■ Entries provided:
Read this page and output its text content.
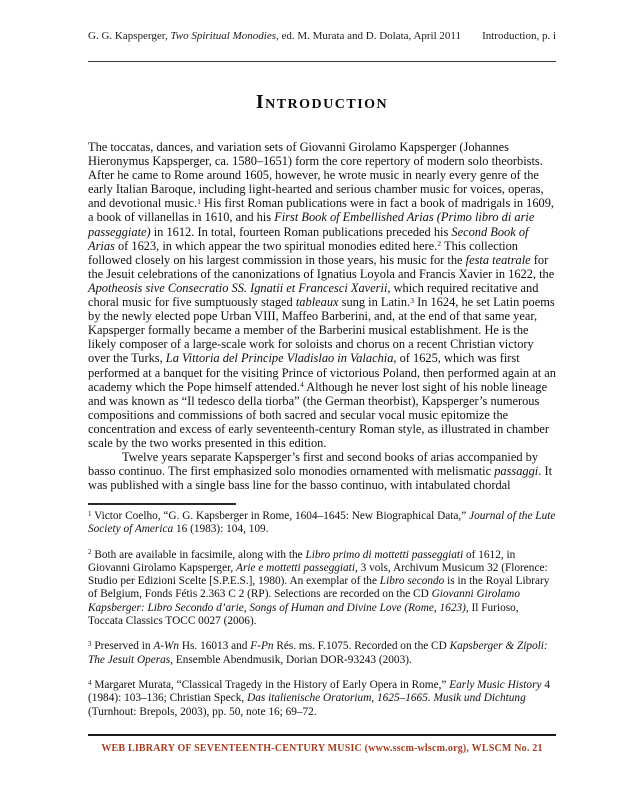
G. G. Kapsperger, Two Spiritual Monodies, ed. M. Murata and D. Dolata, April 2011 Introduction, p. i
Introduction

The toccatas, dances, and variation sets of Giovanni Girolamo Kapsperger (Johannes Hieronymus Kapsperger, ca. 1580–1651) form the core repertory of modern solo theorbists. After he came to Rome around 1605, however, he wrote music in nearly every genre of the early Italian Baroque, including light-hearted and serious chamber music for voices, operas, and devotional music.$^1$ His first Roman publications were in fact a book of madrigals in 1609, a book of villanellas in 1610, and his First Book of Embellished Arias (Primo libro di arie passeggiate) in 1612. In total, fourteen Roman publications preceded his Second Book of Arias of 1623, in which appear the two spiritual monodies edited here.$^2$ This collection followed closely on his largest commission in those years, his music for the festa teatrale for the Jesuit celebrations of the canonizations of Ignatius Loyola and Francis Xavier in 1622, the Apotheosis sive Consecratio SS. Ignatii et Francesci Xaverii, which required recitative and choral music for five sumptuously staged tableaux sung in Latin.$^3$ In 1624, he set Latin poems by the newly elected pope Urban VIII, Maffeo Barberini, and, at the end of that same year, Kapsperger formally became a member of the Barberini musical establishment. He is the likely composer of a large-scale work for soloists and chorus on a recent Christian victory over the Turks, La Vittoria del Principe Vladislao in Valachia, of 1625, which was first performed at a banquet for the visiting Prince of victorious Poland, then performed again at an academy which the Pope himself attended.$^4$ Although he never lost sight of his noble lineage and was known as “Il tedesco della tiorba” (the German theorbist), Kapsperger’s numerous compositions and commissions of both sacred and secular vocal music epitomize the concentration and excess of early seventeenth-century Roman style, as illustrated in chamber scale by the two works presented in this edition.

Twelve years separate Kapsperger’s first and second books of arias accompanied by basso continuo. The first emphasized solo monodies ornamented with melismatic passaggi. It was published with a single bass line for the basso continuo, with intabulated chordal

$^1$ Victor Coelho, “G. G. Kapsberger in Rome, 1604–1645: New Biographical Data,” Journal of the Lute Society of America 16 (1983): 104, 109.

$^2$ Both are available in facsimile, along with the Libro primo di mottetti passeggiati of 1612, in Giovanni Girolamo Kapsperger, Arie e mottetti passeggiati, 3 vols, Archivum Musicum 32 (Florence: Studio per Edizioni Scelte [S.P.E.S.], 1980). An exemplar of the Libro secondo is in the Royal Library of Belgium, Fonds Fétis 2.363 C 2 (RP). Selections are recorded on the CD Giovanni Girolamo Kapsberger: Libro Secondo d’arie, Songs of Human and Divine Love (Rome, 1623), Il Furioso, Toccata Classics TOCC 0027 (2006).

$^3$ Preserved in A-Wn Hs. 16013 and F-Pn Rés. ms. F.1075. Recorded on the CD Kapsberger & Zipoli: The Jesuit Operas, Ensemble Abendmusik, Dorian DOR-93243 (2003).

$^4$ Margaret Murata, “Classical Tragedy in the History of Early Opera in Rome,” Early Music History 4 (1984): 103–136; Christian Speck, Das italienische Oratorium, 1625–1665. Musik und Dichtung (Turnhout: Brepols, 2003), pp. 50, note 16; 69–72.

WEB LIBRARY OF SEVENTEENTH-CENTURY MUSIC (www.sscm-wlscm.org), WLSCM No. 21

■ Directions:
Make an exact copy of the data above, pictures excluded.

■ Solution to the problem:
Read this page and output its text content.
G. G. Kapsperger, Two Spiritual Monodies, ed. M. Murata and D. Dolata, April 2011 Introduction, p. i
Introduction

The toccatas, dances, and variation sets of Giovanni Girolamo Kapsperger (Johannes Hieronymus Kapsperger, ca. 1580–1651) form the core repertory of modern solo theorbists. After he came to Rome around 1605, however, he wrote music in nearly every genre of the early Italian Baroque, including light-hearted and serious chamber music for voices, operas, and devotional music.$^1$ His first Roman publications were in fact a book of madrigals in 1609, a book of villanellas in 1610, and his First Book of Embellished Arias (Primo libro di arie passeggiate) in 1612. In total, fourteen Roman publications preceded his Second Book of Arias of 1623, in which appear the two spiritual monodies edited here.$^2$ This collection followed closely on his largest commission in those years, his music for the festa teatrale for the Jesuit celebrations of the canonizations of Ignatius Loyola and Francis Xavier in 1622, the Apotheosis sive Consecratio SS. Ignatii et Francesci Xaverii, which required recitative and choral music for five sumptuously staged tableaux sung in Latin.$^3$ In 1624, he set Latin poems by the newly elected pope Urban VIII, Maffeo Barberini, and, at the end of that same year, Kapsperger formally became a member of the Barberini musical establishment. He is the likely composer of a large-scale work for soloists and chorus on a recent Christian victory over the Turks, La Vittoria del Principe Vladislao in Valachia, of 1625, which was first performed at a banquet for the visiting Prince of victorious Poland, then performed again at an academy which the Pope himself attended.$^4$ Although he never lost sight of his noble lineage and was known as “Il tedesco della tiorba” (the German theorbist), Kapsperger’s numerous compositions and commissions of both sacred and secular vocal music epitomize the concentration and excess of early seventeenth-century Roman style, as illustrated in chamber scale by the two works presented in this edition.

Twelve years separate Kapsperger’s first and second books of arias accompanied by basso continuo. The first emphasized solo monodies ornamented with melismatic passaggi. It was published with a single bass line for the basso continuo, with intabulated chordal

$^1$ Victor Coelho, “G. G. Kapsberger in Rome, 1604–1645: New Biographical Data,” Journal of the Lute Society of America 16 (1983): 104, 109.

$^2$ Both are available in facsimile, along with the Libro primo di mottetti passeggiati of 1612, in Giovanni Girolamo Kapsperger, Arie e mottetti passeggiati, 3 vols, Archivum Musicum 32 (Florence: Studio per Edizioni Scelte [S.P.E.S.], 1980). An exemplar of the Libro secondo is in the Royal Library of Belgium, Fonds Fétis 2.363 C 2 (RP). Selections are recorded on the CD Giovanni Girolamo Kapsberger: Libro Secondo d’arie, Songs of Human and Divine Love (Rome, 1623), Il Furioso, Toccata Classics TOCC 0027 (2006).

$^3$ Preserved in A-Wn Hs. 16013 and F-Pn Rés. ms. F.1075. Recorded on the CD Kapsberger & Zipoli: The Jesuit Operas, Ensemble Abendmusik, Dorian DOR-93243 (2003).

$^4$ Margaret Murata, “Classical Tragedy in the History of Early Opera in Rome,” Early Music History 4 (1984): 103–136; Christian Speck, Das italienische Oratorium, 1625–1665. Musik und Dichtung (Turnhout: Brepols, 2003), pp. 50, note 16; 69–72.

WEB LIBRARY OF SEVENTEENTH-CENTURY MUSIC (www.sscm-wlscm.org), WLSCM No. 21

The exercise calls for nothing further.